Aim: Without including any images, reproduce each entry exactly.

Exercise data:
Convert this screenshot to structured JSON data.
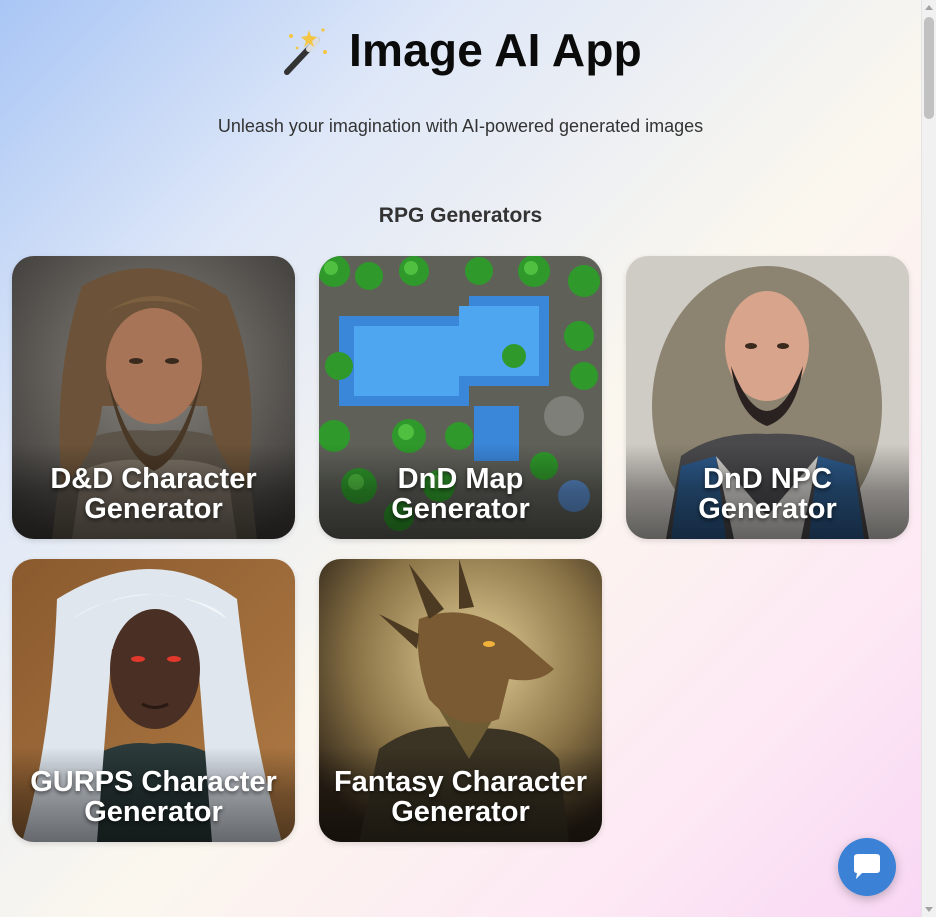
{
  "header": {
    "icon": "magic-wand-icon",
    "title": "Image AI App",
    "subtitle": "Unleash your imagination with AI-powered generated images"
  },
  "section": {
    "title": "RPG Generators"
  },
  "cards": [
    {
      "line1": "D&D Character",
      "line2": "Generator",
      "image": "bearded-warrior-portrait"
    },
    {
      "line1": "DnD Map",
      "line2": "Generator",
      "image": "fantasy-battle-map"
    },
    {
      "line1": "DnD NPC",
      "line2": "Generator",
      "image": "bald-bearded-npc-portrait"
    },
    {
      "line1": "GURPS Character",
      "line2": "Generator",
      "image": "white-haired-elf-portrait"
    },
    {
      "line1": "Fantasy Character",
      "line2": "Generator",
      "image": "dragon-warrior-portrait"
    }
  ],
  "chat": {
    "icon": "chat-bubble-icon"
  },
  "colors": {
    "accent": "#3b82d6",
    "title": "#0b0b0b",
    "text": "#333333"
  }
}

Correct result:
Convert this screenshot to structured JSON data.
{
  "header": {
    "icon": "magic-wand-icon",
    "title": "Image AI App",
    "subtitle": "Unleash your imagination with AI-powered generated images"
  },
  "section": {
    "title": "RPG Generators"
  },
  "cards": [
    {
      "line1": "D&D Character",
      "line2": "Generator",
      "image": "bearded-warrior-portrait"
    },
    {
      "line1": "DnD Map",
      "line2": "Generator",
      "image": "fantasy-battle-map"
    },
    {
      "line1": "DnD NPC",
      "line2": "Generator",
      "image": "bald-bearded-npc-portrait"
    },
    {
      "line1": "GURPS Character",
      "line2": "Generator",
      "image": "white-haired-elf-portrait"
    },
    {
      "line1": "Fantasy Character",
      "line2": "Generator",
      "image": "dragon-warrior-portrait"
    }
  ],
  "chat": {
    "icon": "chat-bubble-icon"
  },
  "colors": {
    "accent": "#3b82d6",
    "title": "#0b0b0b",
    "text": "#333333"
  }
}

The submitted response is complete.